Stored records

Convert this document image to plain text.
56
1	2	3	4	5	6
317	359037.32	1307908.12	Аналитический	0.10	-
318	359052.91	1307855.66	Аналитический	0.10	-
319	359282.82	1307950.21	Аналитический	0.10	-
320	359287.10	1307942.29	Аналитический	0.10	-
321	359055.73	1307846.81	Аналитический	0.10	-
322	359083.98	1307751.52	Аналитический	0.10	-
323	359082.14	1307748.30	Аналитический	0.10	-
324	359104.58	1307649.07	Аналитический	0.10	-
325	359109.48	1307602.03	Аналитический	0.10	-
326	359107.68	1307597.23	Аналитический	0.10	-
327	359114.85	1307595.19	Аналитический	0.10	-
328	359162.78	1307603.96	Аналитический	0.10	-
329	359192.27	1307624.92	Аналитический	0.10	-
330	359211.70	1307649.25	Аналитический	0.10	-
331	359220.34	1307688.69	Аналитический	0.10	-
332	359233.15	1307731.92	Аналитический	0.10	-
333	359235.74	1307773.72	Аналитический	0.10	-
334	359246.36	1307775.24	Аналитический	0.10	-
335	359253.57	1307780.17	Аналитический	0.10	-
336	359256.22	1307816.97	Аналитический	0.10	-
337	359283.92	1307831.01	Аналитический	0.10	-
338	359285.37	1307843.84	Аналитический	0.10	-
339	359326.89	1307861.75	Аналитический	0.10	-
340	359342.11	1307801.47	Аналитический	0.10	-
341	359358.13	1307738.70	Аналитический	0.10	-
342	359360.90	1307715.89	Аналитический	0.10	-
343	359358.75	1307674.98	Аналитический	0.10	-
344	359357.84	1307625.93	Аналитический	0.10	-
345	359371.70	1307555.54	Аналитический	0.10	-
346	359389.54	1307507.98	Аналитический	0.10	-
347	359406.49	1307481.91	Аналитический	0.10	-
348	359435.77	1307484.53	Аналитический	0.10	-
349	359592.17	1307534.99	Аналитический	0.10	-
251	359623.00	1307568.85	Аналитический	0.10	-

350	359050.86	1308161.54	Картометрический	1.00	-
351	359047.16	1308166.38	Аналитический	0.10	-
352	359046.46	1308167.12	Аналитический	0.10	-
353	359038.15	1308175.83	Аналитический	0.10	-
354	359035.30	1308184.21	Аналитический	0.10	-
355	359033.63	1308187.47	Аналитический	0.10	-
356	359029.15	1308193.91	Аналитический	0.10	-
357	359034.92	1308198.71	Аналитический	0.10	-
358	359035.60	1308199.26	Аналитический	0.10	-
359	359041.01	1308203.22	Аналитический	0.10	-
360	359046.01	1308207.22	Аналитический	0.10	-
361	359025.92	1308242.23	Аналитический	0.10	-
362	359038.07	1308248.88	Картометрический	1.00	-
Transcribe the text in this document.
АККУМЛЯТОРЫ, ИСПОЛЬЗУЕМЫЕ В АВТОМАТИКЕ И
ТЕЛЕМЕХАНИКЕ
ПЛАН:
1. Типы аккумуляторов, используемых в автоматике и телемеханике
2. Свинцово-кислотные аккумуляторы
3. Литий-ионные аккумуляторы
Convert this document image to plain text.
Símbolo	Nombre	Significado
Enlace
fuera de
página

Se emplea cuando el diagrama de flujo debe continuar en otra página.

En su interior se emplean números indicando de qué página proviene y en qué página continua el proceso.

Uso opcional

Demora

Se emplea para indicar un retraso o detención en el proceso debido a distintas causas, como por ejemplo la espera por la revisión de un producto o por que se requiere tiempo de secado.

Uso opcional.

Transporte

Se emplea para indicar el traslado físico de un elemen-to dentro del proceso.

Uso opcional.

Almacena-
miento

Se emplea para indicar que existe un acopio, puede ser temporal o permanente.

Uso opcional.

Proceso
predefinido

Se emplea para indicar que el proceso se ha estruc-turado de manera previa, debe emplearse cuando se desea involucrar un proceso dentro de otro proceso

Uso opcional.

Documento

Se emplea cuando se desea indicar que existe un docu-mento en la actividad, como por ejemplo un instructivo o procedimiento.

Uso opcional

Required work =
Extract exactly the lines between the line containing "Transcribe the text in this document." and the end of the data, including both.

The completed task =
Transcribe the text in this document.
АККУМЛЯТОРЫ, ИСПОЛЬЗУЕМЫЕ В АВТОМАТИКЕ И
ТЕЛЕМЕХАНИКЕ
ПЛАН:
1. Типы аккумуляторов, используемых в автоматике и телемеханике
2. Свинцово-кислотные аккумуляторы
3. Литий-ионные аккумуляторы
Convert this document image to plain text.
Símbolo	Nombre	Significado
Enlace
fuera de
página

Se emplea cuando el diagrama de flujo debe continuar en otra página.

En su interior se emplean números indicando de qué página proviene y en qué página continua el proceso.

Uso opcional

Demora

Se emplea para indicar un retraso o detención en el proceso debido a distintas causas, como por ejemplo la espera por la revisión de un producto o por que se requiere tiempo de secado.

Uso opcional.

Transporte

Se emplea para indicar el traslado físico de un elemen-to dentro del proceso.

Uso opcional.

Almacena-
miento

Se emplea para indicar que existe un acopio, puede ser temporal o permanente.

Uso opcional.

Proceso
predefinido

Se emplea para indicar que el proceso se ha estruc-turado de manera previa, debe emplearse cuando se desea involucrar un proceso dentro de otro proceso

Uso opcional.

Documento

Se emplea cuando se desea indicar que existe un docu-mento en la actividad, como por ejemplo un instructivo o procedimiento.

Uso opcional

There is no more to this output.